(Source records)
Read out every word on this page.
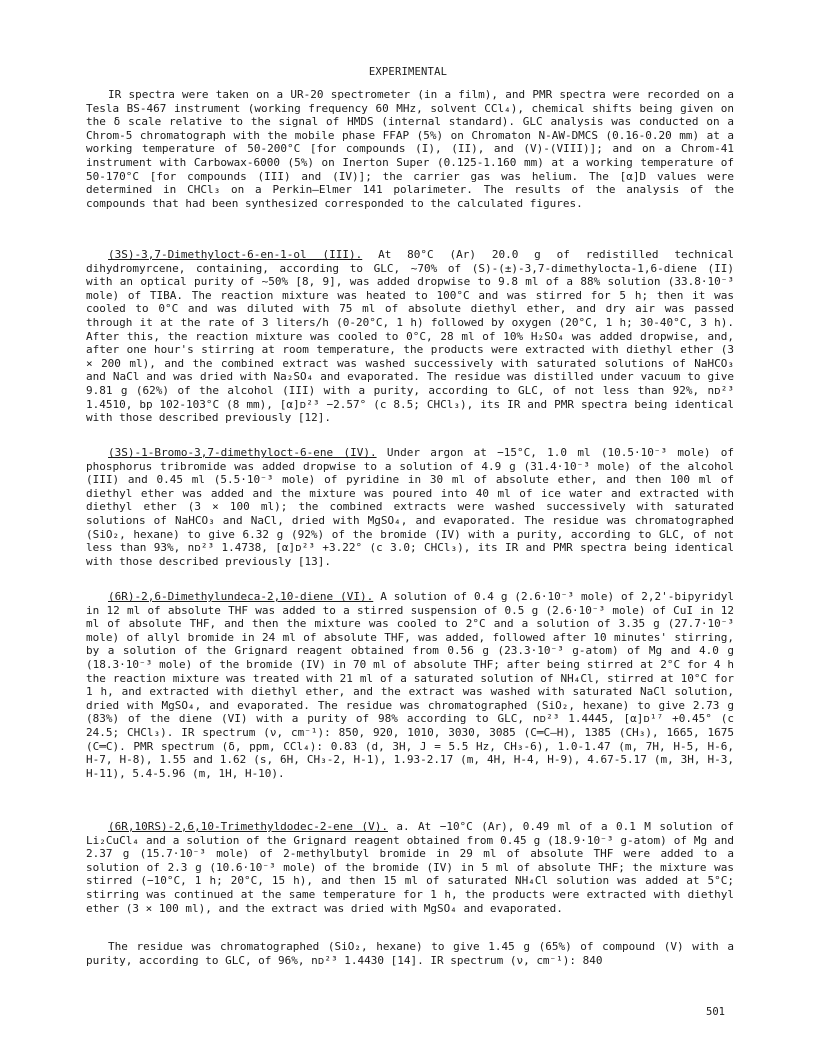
EXPERIMENTAL

IR spectra were taken on a UR-20 spectrometer (in a film), and PMR spectra were recorded on a Tesla BS-467 instrument (working frequency 60 MHz, solvent CCl₄), chemical shifts being given on the δ scale relative to the signal of HMDS (internal standard). GLC analysis was conducted on a Chrom-5 chromatograph with the mobile phase FFAP (5%) on Chromaton N-AW-DMCS (0.16-0.20 mm) at a working temperature of 50-200°C [for compounds (I), (II), and (V)-(VIII)]; and on a Chrom-41 instrument with Carbowax-6000 (5%) on Inerton Super (0.125-1.160 mm) at a working temperature of 50-170°C [for compounds (III) and (IV)]; the carrier gas was helium. The [α]D values were determined in CHCl₃ on a Perkin—Elmer 141 polarimeter. The results of the analysis of the compounds that had been synthesized corresponded to the calculated figures.

(3S)-3,7-Dimethyloct-6-en-1-ol (III). At 80°C (Ar) 20.0 g of redistilled technical dihydromyrcene, containing, according to GLC, ~70% of (S)-(±)-3,7-dimethylocta-1,6-diene (II) with an optical purity of ~50% [8, 9], was added dropwise to 9.8 ml of a 88% solution (33.8·10⁻³ mole) of TIBA. The reaction mixture was heated to 100°C and was stirred for 5 h; then it was cooled to 0°C and was diluted with 75 ml of absolute diethyl ether, and dry air was passed through it at the rate of 3 liters/h (0-20°C, 1 h) followed by oxygen (20°C, 1 h; 30-40°C, 3 h). After this, the reaction mixture was cooled to 0°C, 28 ml of 10% H₂SO₄ was added dropwise, and, after one hour's stirring at room temperature, the products were extracted with diethyl ether (3 × 200 ml), and the combined extract was washed successively with saturated solutions of NaHCO₃ and NaCl and was dried with Na₂SO₄ and evaporated. The residue was distilled under vacuum to give 9.81 g (62%) of the alcohol (III) with a purity, according to GLC, of not less than 92%, nᴅ²³ 1.4510, bp 102-103°C (8 mm), [α]ᴅ²³ −2.57° (c 8.5; CHCl₃), its IR and PMR spectra being identical with those described previously [12].

(3S)-1-Bromo-3,7-dimethyloct-6-ene (IV). Under argon at −15°C, 1.0 ml (10.5·10⁻³ mole) of phosphorus tribromide was added dropwise to a solution of 4.9 g (31.4·10⁻³ mole) of the alcohol (III) and 0.45 ml (5.5·10⁻³ mole) of pyridine in 30 ml of absolute ether, and then 100 ml of diethyl ether was added and the mixture was poured into 40 ml of ice water and extracted with diethyl ether (3 × 100 ml); the combined extracts were washed successively with saturated solutions of NaHCO₃ and NaCl, dried with MgSO₄, and evaporated. The residue was chromatographed (SiO₂, hexane) to give 6.32 g (92%) of the bromide (IV) with a purity, according to GLC, of not less than 93%, nᴅ²³ 1.4738, [α]ᴅ²³ +3.22° (c 3.0; CHCl₃), its IR and PMR spectra being identical with those described previously [13].

(6R)-2,6-Dimethylundeca-2,10-diene (VI). A solution of 0.4 g (2.6·10⁻³ mole) of 2,2'-bipyridyl in 12 ml of absolute THF was added to a stirred suspension of 0.5 g (2.6·10⁻³ mole) of CuI in 12 ml of absolute THF, and then the mixture was cooled to 2°C and a solution of 3.35 g (27.7·10⁻³ mole) of allyl bromide in 24 ml of absolute THF, was added, followed after 10 minutes' stirring, by a solution of the Grignard reagent obtained from 0.56 g (23.3·10⁻³ g-atom) of Mg and 4.0 g (18.3·10⁻³ mole) of the bromide (IV) in 70 ml of absolute THF; after being stirred at 2°C for 4 h the reaction mixture was treated with 21 ml of a saturated solution of NH₄Cl, stirred at 10°C for 1 h, and extracted with diethyl ether, and the extract was washed with saturated NaCl solution, dried with MgSO₄, and evaporated. The residue was chromatographed (SiO₂, hexane) to give 2.73 g (83%) of the diene (VI) with a purity of 98% according to GLC, nᴅ²³ 1.4445, [α]ᴅ¹⁷ +0.45° (c 24.5; CHCl₃). IR spectrum (ν, cm⁻¹): 850, 920, 1010, 3030, 3085 (C═C–H), 1385 (CH₃), 1665, 1675 (C═C). PMR spectrum (δ, ppm, CCl₄): 0.83 (d, 3H, J = 5.5 Hz, CH₃-6), 1.0-1.47 (m, 7H, H-5, H-6, H-7, H-8), 1.55 and 1.62 (s, 6H, CH₃-2, H-1), 1.93-2.17 (m, 4H, H-4, H-9), 4.67-5.17 (m, 3H, H-3, H-11), 5.4-5.96 (m, 1H, H-10).

(6R,10RS)-2,6,10-Trimethyldodec-2-ene (V). a. At −10°C (Ar), 0.49 ml of a 0.1 M solution of Li₂CuCl₄ and a solution of the Grignard reagent obtained from 0.45 g (18.9·10⁻³ g-atom) of Mg and 2.37 g (15.7·10⁻³ mole) of 2-methylbutyl bromide in 29 ml of absolute THF were added to a solution of 2.3 g (10.6·10⁻³ mole) of the bromide (IV) in 5 ml of absolute THF; the mixture was stirred (−10°C, 1 h; 20°C, 15 h), and then 15 ml of saturated NH₄Cl solution was added at 5°C; stirring was continued at the same temperature for 1 h, the products were extracted with diethyl ether (3 × 100 ml), and the extract was dried with MgSO₄ and evaporated.

The residue was chromatographed (SiO₂, hexane) to give 1.45 g (65%) of compound (V) with a purity, according to GLC, of 96%, nᴅ²³ 1.4430 [14]. IR spectrum (ν, cm⁻¹): 840

501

## Task goal
Each entry shown above must be quoted exactly, with its pictures left out.

## Written solution
Read out every word on this page.
EXPERIMENTAL

IR spectra were taken on a UR-20 spectrometer (in a film), and PMR spectra were recorded on a Tesla BS-467 instrument (working frequency 60 MHz, solvent CCl₄), chemical shifts being given on the δ scale relative to the signal of HMDS (internal standard). GLC analysis was conducted on a Chrom-5 chromatograph with the mobile phase FFAP (5%) on Chromaton N-AW-DMCS (0.16-0.20 mm) at a working temperature of 50-200°C [for compounds (I), (II), and (V)-(VIII)]; and on a Chrom-41 instrument with Carbowax-6000 (5%) on Inerton Super (0.125-1.160 mm) at a working temperature of 50-170°C [for compounds (III) and (IV)]; the carrier gas was helium. The [α]D values were determined in CHCl₃ on a Perkin—Elmer 141 polarimeter. The results of the analysis of the compounds that had been synthesized corresponded to the calculated figures.

(3S)-3,7-Dimethyloct-6-en-1-ol (III). At 80°C (Ar) 20.0 g of redistilled technical dihydromyrcene, containing, according to GLC, ~70% of (S)-(±)-3,7-dimethylocta-1,6-diene (II) with an optical purity of ~50% [8, 9], was added dropwise to 9.8 ml of a 88% solution (33.8·10⁻³ mole) of TIBA. The reaction mixture was heated to 100°C and was stirred for 5 h; then it was cooled to 0°C and was diluted with 75 ml of absolute diethyl ether, and dry air was passed through it at the rate of 3 liters/h (0-20°C, 1 h) followed by oxygen (20°C, 1 h; 30-40°C, 3 h). After this, the reaction mixture was cooled to 0°C, 28 ml of 10% H₂SO₄ was added dropwise, and, after one hour's stirring at room temperature, the products were extracted with diethyl ether (3 × 200 ml), and the combined extract was washed successively with saturated solutions of NaHCO₃ and NaCl and was dried with Na₂SO₄ and evaporated. The residue was distilled under vacuum to give 9.81 g (62%) of the alcohol (III) with a purity, according to GLC, of not less than 92%, nᴅ²³ 1.4510, bp 102-103°C (8 mm), [α]ᴅ²³ −2.57° (c 8.5; CHCl₃), its IR and PMR spectra being identical with those described previously [12].

(3S)-1-Bromo-3,7-dimethyloct-6-ene (IV). Under argon at −15°C, 1.0 ml (10.5·10⁻³ mole) of phosphorus tribromide was added dropwise to a solution of 4.9 g (31.4·10⁻³ mole) of the alcohol (III) and 0.45 ml (5.5·10⁻³ mole) of pyridine in 30 ml of absolute ether, and then 100 ml of diethyl ether was added and the mixture was poured into 40 ml of ice water and extracted with diethyl ether (3 × 100 ml); the combined extracts were washed successively with saturated solutions of NaHCO₃ and NaCl, dried with MgSO₄, and evaporated. The residue was chromatographed (SiO₂, hexane) to give 6.32 g (92%) of the bromide (IV) with a purity, according to GLC, of not less than 93%, nᴅ²³ 1.4738, [α]ᴅ²³ +3.22° (c 3.0; CHCl₃), its IR and PMR spectra being identical with those described previously [13].

(6R)-2,6-Dimethylundeca-2,10-diene (VI). A solution of 0.4 g (2.6·10⁻³ mole) of 2,2'-bipyridyl in 12 ml of absolute THF was added to a stirred suspension of 0.5 g (2.6·10⁻³ mole) of CuI in 12 ml of absolute THF, and then the mixture was cooled to 2°C and a solution of 3.35 g (27.7·10⁻³ mole) of allyl bromide in 24 ml of absolute THF, was added, followed after 10 minutes' stirring, by a solution of the Grignard reagent obtained from 0.56 g (23.3·10⁻³ g-atom) of Mg and 4.0 g (18.3·10⁻³ mole) of the bromide (IV) in 70 ml of absolute THF; after being stirred at 2°C for 4 h the reaction mixture was treated with 21 ml of a saturated solution of NH₄Cl, stirred at 10°C for 1 h, and extracted with diethyl ether, and the extract was washed with saturated NaCl solution, dried with MgSO₄, and evaporated. The residue was chromatographed (SiO₂, hexane) to give 2.73 g (83%) of the diene (VI) with a purity of 98% according to GLC, nᴅ²³ 1.4445, [α]ᴅ¹⁷ +0.45° (c 24.5; CHCl₃). IR spectrum (ν, cm⁻¹): 850, 920, 1010, 3030, 3085 (C═C–H), 1385 (CH₃), 1665, 1675 (C═C). PMR spectrum (δ, ppm, CCl₄): 0.83 (d, 3H, J = 5.5 Hz, CH₃-6), 1.0-1.47 (m, 7H, H-5, H-6, H-7, H-8), 1.55 and 1.62 (s, 6H, CH₃-2, H-1), 1.93-2.17 (m, 4H, H-4, H-9), 4.67-5.17 (m, 3H, H-3, H-11), 5.4-5.96 (m, 1H, H-10).

(6R,10RS)-2,6,10-Trimethyldodec-2-ene (V). a. At −10°C (Ar), 0.49 ml of a 0.1 M solution of Li₂CuCl₄ and a solution of the Grignard reagent obtained from 0.45 g (18.9·10⁻³ g-atom) of Mg and 2.37 g (15.7·10⁻³ mole) of 2-methylbutyl bromide in 29 ml of absolute THF were added to a solution of 2.3 g (10.6·10⁻³ mole) of the bromide (IV) in 5 ml of absolute THF; the mixture was stirred (−10°C, 1 h; 20°C, 15 h), and then 15 ml of saturated NH₄Cl solution was added at 5°C; stirring was continued at the same temperature for 1 h, the products were extracted with diethyl ether (3 × 100 ml), and the extract was dried with MgSO₄ and evaporated.

The residue was chromatographed (SiO₂, hexane) to give 1.45 g (65%) of compound (V) with a purity, according to GLC, of 96%, nᴅ²³ 1.4430 [14]. IR spectrum (ν, cm⁻¹): 840

501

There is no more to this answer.